▸ Work instructions
Extract every line below that contains the word "from".

▸ Source material

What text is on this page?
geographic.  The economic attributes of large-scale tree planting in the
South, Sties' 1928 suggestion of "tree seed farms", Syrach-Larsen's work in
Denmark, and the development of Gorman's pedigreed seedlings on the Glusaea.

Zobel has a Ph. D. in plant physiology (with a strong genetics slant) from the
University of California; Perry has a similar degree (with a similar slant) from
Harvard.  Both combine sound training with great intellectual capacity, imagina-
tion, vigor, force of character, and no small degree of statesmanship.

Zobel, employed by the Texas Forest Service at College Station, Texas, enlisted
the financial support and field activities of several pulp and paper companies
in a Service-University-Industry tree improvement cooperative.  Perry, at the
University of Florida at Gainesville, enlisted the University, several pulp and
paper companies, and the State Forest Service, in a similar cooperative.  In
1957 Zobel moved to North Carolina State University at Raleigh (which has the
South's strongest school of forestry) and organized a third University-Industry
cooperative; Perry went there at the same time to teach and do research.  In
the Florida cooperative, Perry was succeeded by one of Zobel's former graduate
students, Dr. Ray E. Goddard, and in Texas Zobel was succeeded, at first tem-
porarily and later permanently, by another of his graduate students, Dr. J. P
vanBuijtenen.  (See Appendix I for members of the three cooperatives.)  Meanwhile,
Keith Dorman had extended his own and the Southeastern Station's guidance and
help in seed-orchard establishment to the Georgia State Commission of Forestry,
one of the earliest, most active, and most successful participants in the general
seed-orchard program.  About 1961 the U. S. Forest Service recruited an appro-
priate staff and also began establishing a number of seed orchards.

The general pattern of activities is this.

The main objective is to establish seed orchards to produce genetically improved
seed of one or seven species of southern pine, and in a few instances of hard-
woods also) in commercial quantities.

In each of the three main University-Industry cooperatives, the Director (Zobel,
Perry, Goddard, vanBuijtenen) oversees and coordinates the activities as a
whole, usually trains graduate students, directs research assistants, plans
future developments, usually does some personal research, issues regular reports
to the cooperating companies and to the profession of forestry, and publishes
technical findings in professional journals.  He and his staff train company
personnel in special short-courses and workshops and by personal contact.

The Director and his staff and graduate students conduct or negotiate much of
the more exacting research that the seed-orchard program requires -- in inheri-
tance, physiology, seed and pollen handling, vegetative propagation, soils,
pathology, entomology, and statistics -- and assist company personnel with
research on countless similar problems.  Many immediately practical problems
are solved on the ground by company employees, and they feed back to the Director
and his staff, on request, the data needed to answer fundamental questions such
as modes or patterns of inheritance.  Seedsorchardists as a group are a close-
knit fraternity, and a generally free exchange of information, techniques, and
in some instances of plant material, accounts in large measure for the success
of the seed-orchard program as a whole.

▸ The solution
Zobel has a Ph. D. in plant physiology (with a strong genetics slant) from the
University of California; Perry has a similar degree (with a similar slant) from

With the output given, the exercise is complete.